Une année plus tard, c'est le succès instantané avec ce hit - plus de 2 millions d'exemplaires vendus - "Tous les garçons et les filles", qu'elle a écrit et composé, fait rare à l'époque.
Elle a alors 18 ans et c'est son premier disque. Françoise Hardy perce en pleine vague yéyé, alors même qu'elle ne correspond pas vraiment à cette étiquette. Dans cette période insouciante, sa mélancolie tranche: "Oui mais moi, je vais seule par les rues, l'âme en peine/oui mais moi, je vais seule, car personne ne m'aime".
Ambassadrice de la pop française
En dehors de ce tube, le public garde en mémoire sa voix délicate, mais aussi le couple people intriguant qu'elle forma avec Jacques Dutronc (de leur union naîtra Thomas, également devenu chanteur comme ses parents).
Leur vie conjugale douce-amère imprègnera toute son oeuvre, de "Message personnel", immense succès de 1973, composé avec Michel Berger, à "Personne d'autre", titre du dernier album éponyme en 2018.
Parmi les autres pépites, on peut, entre autres, citer "Le temps de l'Amour" (1962), "Mon amie la rose" (1964) ou "Comment te dire adieu", écrit par Serge Gainsbourg (1968). Ce morceau est une adaptation de "It hurts to say goodbye" par l'Américaine Margaret Whiting.

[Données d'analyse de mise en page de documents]

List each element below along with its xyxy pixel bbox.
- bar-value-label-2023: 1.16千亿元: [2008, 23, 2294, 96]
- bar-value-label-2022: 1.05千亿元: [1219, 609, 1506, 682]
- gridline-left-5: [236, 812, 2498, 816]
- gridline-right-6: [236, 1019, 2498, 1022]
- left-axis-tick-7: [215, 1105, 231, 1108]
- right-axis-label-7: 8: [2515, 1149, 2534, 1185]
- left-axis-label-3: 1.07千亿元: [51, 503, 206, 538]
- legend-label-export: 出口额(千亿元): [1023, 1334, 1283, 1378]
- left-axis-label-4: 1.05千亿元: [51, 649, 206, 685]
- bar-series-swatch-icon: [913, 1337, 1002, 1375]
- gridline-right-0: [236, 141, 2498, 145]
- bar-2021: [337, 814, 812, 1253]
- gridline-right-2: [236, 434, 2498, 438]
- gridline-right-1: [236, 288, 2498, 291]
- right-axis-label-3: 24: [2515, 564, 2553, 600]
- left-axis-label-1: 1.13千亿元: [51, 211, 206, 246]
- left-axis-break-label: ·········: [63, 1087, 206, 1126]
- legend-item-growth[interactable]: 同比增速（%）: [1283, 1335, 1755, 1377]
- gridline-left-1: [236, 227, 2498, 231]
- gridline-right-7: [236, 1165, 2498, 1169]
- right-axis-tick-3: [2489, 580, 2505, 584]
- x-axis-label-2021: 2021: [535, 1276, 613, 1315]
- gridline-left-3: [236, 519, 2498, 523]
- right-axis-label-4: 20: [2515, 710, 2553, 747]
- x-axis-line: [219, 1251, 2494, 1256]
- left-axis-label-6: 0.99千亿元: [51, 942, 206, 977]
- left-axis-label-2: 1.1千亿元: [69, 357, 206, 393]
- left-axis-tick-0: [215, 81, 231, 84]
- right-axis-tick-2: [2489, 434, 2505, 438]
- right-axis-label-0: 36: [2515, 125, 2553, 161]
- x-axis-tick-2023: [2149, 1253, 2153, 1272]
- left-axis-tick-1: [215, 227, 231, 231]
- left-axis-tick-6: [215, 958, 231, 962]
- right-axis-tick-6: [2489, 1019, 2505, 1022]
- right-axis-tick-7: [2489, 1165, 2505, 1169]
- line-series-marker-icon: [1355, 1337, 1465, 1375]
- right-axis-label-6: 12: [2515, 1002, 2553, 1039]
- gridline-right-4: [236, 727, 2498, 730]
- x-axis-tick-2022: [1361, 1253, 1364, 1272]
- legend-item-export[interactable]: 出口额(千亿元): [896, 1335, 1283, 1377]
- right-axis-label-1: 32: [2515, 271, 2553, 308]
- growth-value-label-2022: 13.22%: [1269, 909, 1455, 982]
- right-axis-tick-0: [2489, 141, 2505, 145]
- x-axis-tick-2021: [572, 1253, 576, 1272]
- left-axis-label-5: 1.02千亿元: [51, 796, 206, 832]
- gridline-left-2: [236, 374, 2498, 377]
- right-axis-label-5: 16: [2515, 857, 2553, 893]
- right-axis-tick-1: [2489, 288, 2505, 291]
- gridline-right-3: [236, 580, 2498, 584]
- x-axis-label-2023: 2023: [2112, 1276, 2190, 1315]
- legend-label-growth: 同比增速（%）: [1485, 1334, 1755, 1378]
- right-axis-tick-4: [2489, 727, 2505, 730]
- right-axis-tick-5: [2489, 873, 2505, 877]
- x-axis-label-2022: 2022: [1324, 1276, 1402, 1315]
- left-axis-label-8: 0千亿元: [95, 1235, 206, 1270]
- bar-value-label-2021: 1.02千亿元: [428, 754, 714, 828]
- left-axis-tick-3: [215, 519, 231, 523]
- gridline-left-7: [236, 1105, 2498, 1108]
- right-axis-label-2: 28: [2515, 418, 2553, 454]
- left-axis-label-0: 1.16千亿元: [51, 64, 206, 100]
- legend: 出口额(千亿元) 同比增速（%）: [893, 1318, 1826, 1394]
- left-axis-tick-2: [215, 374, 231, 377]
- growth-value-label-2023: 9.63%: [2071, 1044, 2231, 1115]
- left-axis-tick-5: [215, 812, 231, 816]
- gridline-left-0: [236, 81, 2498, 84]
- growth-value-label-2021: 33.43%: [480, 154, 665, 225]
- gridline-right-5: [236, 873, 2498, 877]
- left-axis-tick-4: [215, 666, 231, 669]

CONSIGNE: D'après l'extrait sur Françoise Hardy, qui a écrit « Comment te dire adieu » ?

CORRIGÉ: Serge Gainsbourg.